Challenge
Collect every line in the records below that contains the word "Нижний".

+--

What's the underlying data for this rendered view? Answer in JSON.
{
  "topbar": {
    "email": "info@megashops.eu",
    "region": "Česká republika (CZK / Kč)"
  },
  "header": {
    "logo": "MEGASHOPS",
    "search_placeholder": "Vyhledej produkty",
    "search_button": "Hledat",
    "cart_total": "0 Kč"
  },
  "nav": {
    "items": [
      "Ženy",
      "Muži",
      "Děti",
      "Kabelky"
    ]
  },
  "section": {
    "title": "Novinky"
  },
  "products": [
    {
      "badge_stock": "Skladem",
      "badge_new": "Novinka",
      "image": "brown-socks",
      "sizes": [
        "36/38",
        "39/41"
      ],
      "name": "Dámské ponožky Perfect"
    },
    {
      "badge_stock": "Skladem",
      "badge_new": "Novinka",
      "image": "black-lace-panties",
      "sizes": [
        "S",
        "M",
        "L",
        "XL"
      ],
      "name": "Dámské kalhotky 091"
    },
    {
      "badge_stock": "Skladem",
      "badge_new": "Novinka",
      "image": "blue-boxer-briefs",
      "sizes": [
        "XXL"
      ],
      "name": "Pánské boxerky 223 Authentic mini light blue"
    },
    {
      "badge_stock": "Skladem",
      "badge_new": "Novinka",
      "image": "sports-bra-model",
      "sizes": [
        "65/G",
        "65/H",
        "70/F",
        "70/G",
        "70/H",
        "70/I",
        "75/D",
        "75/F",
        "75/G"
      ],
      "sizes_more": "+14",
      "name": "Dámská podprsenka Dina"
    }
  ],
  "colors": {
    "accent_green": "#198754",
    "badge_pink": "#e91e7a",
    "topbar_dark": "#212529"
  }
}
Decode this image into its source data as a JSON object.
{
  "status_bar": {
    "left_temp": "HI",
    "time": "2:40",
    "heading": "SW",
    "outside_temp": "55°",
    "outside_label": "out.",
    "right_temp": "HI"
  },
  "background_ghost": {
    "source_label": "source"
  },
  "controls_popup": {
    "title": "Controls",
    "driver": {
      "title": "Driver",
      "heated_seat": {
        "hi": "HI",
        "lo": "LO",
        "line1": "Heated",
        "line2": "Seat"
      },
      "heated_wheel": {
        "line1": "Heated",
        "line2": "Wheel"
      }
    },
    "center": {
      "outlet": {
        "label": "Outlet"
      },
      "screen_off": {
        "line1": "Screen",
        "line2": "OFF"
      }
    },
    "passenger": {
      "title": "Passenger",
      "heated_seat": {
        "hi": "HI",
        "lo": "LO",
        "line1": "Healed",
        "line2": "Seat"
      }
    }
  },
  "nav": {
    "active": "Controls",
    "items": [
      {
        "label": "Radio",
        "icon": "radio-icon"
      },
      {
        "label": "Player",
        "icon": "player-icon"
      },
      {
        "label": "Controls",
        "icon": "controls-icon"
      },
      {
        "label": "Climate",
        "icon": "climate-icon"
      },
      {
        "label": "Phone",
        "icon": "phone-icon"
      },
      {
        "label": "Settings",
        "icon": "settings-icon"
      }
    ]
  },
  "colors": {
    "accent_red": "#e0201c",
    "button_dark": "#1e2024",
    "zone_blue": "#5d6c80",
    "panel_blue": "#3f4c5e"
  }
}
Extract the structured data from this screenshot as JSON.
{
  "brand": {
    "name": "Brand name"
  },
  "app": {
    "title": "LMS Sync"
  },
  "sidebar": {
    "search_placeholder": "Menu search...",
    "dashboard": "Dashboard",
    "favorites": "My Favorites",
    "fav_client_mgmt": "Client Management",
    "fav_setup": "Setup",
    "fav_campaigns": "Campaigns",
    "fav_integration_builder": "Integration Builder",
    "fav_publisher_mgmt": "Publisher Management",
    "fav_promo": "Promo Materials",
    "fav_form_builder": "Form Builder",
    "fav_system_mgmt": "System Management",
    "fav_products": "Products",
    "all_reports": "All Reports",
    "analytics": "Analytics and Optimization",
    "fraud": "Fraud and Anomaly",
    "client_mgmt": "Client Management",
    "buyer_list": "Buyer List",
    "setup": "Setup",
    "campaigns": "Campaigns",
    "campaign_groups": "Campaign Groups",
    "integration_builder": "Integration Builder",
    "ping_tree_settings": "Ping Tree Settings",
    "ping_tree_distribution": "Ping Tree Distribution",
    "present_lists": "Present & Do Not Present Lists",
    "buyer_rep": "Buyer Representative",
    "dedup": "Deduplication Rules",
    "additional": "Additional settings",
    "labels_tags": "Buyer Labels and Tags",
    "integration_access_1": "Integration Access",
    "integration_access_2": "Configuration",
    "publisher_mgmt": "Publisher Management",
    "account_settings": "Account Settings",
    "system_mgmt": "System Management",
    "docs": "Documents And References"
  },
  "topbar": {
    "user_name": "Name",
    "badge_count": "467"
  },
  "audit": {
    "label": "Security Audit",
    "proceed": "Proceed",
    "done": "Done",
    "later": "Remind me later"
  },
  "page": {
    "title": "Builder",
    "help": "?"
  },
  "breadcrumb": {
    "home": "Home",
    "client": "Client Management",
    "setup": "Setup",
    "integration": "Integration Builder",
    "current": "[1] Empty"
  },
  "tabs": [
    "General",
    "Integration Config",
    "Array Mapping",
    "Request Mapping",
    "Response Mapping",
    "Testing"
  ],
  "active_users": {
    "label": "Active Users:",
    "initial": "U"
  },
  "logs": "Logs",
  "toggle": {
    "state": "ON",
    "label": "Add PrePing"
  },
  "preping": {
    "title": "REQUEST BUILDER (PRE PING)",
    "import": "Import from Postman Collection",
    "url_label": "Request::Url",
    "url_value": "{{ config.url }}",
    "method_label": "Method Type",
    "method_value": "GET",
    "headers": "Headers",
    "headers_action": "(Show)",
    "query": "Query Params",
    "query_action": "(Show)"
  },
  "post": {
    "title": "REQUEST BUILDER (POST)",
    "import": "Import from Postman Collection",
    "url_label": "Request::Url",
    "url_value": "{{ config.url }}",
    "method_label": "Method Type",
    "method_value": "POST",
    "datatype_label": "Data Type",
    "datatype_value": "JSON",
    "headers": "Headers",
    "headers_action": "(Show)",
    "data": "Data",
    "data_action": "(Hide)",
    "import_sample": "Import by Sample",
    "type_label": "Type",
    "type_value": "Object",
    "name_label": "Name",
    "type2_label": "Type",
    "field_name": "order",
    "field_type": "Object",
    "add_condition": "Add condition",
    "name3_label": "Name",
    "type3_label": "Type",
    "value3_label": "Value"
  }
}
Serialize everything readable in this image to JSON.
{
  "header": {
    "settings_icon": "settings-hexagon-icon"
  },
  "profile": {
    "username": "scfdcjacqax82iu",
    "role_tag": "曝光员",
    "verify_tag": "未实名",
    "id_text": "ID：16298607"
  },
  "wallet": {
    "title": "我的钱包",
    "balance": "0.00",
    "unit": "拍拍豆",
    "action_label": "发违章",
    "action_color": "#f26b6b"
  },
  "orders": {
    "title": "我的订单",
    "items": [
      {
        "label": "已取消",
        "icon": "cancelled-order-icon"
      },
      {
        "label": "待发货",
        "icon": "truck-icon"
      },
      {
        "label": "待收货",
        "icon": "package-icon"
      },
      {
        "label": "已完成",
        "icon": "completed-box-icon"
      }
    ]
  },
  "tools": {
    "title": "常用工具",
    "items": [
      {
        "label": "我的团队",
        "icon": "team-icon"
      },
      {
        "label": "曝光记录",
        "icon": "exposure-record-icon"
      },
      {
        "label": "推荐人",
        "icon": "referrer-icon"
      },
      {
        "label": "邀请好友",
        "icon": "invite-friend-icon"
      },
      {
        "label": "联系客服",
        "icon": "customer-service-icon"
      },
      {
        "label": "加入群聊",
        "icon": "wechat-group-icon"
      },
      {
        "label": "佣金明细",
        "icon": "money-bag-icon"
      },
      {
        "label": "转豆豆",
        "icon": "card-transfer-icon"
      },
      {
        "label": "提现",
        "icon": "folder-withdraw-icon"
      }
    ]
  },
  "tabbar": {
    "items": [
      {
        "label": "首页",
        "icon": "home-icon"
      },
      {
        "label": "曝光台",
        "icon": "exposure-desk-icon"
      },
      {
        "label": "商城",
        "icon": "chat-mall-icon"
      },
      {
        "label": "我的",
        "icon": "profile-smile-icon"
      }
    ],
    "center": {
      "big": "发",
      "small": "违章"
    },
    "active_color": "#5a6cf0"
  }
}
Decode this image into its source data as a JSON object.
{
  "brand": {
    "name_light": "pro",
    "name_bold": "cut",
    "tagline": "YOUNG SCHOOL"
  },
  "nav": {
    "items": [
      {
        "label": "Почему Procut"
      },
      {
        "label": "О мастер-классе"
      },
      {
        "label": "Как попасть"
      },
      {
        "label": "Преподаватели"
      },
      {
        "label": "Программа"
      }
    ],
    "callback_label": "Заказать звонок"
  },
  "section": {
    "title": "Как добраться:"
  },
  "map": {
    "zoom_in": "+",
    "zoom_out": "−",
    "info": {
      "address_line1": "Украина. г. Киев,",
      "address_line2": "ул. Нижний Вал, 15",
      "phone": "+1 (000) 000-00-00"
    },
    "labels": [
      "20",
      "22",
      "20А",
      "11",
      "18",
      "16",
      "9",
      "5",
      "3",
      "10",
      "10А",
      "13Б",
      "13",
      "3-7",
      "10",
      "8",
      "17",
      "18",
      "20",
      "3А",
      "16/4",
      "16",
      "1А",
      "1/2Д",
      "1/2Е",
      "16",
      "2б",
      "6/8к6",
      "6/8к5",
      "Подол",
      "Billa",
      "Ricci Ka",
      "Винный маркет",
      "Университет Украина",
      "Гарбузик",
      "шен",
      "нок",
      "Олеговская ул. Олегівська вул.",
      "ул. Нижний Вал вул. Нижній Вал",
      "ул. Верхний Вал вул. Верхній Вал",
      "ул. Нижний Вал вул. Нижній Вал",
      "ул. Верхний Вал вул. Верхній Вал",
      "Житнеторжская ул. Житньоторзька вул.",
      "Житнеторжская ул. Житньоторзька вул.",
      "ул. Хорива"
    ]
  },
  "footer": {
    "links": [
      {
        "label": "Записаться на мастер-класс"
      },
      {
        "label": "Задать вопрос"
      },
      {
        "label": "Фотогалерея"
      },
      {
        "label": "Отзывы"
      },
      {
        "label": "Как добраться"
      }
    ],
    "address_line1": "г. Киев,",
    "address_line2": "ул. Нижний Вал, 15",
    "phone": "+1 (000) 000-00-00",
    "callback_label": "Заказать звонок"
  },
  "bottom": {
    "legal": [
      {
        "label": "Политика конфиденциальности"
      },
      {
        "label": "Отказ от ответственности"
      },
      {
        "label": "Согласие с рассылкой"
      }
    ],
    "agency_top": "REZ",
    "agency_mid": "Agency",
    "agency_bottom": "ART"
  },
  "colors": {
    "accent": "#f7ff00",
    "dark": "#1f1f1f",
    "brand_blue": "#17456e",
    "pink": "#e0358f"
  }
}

+--

Response
      "address_line2": "ул. Нижний Вал, 15",
      "ул. Нижний Вал вул. Нижній Вал",
      "ул. Нижний Вал вул. Нижній Вал",
    "address_line2": "ул. Нижний Вал, 15",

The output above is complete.